Problem description :: Records follow. Pull out every line that contains "cortex".

Source records ::
+===+
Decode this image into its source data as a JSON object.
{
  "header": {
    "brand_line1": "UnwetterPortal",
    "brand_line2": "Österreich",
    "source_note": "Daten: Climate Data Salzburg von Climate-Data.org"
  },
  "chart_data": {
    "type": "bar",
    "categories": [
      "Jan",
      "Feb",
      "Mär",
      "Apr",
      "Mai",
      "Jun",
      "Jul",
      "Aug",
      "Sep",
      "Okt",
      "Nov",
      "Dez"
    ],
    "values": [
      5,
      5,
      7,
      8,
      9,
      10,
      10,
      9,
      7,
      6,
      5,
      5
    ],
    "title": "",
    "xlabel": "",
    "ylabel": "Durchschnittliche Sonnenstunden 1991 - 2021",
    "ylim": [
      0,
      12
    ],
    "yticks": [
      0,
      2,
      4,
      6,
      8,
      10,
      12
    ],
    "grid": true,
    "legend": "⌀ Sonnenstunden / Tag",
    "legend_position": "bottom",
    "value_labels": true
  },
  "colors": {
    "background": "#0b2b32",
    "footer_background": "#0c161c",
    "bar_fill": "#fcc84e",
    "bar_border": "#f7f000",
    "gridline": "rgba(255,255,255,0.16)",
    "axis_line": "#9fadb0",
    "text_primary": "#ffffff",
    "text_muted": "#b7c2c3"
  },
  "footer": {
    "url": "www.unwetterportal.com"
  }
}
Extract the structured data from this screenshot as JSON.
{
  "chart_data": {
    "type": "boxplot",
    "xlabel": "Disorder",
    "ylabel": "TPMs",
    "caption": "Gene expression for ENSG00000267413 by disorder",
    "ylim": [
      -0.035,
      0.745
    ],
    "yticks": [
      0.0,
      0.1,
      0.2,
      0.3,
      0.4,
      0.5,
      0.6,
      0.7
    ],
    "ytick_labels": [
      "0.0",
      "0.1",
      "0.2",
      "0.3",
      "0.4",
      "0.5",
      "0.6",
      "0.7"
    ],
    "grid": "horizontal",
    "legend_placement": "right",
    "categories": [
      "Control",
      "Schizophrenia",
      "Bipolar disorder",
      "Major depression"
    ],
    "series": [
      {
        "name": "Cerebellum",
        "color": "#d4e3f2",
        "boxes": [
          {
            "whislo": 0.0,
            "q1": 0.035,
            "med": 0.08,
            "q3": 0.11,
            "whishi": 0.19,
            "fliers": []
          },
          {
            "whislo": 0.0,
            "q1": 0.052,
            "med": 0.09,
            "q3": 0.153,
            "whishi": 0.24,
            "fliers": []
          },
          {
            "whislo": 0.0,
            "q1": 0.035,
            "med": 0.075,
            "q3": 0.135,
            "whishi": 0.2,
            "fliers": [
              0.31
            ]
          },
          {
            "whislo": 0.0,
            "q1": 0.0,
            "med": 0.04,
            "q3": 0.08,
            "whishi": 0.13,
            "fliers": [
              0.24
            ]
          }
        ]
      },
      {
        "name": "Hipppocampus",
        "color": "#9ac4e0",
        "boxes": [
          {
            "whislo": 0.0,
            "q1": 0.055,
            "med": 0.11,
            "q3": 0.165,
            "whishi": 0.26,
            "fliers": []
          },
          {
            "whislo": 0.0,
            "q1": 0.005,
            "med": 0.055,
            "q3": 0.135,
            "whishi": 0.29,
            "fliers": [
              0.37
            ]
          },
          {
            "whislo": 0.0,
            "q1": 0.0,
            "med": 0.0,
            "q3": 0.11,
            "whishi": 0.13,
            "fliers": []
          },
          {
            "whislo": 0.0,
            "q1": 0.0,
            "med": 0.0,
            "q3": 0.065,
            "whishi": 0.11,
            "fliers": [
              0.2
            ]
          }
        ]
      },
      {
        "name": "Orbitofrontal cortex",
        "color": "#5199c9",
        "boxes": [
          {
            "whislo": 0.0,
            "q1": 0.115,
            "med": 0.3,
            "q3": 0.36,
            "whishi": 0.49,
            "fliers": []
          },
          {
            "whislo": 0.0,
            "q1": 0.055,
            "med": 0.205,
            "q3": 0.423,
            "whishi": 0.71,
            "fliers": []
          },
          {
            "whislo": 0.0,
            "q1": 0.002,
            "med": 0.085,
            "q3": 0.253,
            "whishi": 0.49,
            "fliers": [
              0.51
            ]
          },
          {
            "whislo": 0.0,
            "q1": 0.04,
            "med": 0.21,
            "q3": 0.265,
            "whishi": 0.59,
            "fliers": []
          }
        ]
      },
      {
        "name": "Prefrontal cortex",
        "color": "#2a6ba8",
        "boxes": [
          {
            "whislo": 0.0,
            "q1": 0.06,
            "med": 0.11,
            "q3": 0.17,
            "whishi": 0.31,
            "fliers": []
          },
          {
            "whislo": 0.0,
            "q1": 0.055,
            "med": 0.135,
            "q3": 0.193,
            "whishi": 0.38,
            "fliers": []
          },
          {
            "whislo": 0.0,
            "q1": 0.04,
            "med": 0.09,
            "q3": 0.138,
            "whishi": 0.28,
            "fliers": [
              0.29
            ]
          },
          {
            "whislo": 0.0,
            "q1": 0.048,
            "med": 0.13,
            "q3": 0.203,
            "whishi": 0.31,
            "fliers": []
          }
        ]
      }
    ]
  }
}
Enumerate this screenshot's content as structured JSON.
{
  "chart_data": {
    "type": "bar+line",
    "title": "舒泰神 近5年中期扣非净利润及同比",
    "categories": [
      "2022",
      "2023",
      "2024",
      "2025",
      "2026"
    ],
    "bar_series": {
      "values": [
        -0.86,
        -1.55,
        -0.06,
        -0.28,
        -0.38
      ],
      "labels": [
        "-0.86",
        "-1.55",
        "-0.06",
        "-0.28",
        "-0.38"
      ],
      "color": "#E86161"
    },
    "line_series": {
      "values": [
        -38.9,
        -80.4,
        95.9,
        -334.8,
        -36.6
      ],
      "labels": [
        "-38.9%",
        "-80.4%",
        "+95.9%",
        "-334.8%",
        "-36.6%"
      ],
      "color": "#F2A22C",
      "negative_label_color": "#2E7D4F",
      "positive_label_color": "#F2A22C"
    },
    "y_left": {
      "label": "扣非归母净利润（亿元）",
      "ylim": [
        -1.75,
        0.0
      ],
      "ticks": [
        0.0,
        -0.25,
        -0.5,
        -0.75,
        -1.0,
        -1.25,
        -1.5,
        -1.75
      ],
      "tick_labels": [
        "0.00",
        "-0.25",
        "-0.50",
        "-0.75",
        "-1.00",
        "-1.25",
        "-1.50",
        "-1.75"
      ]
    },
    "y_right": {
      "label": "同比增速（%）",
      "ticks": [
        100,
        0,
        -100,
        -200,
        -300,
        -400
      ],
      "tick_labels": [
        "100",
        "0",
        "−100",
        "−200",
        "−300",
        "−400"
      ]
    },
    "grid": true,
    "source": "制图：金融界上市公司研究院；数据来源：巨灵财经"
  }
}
+===+
Response ::
        "name": "Orbitofrontal cortex",
        "name": "Prefrontal cortex",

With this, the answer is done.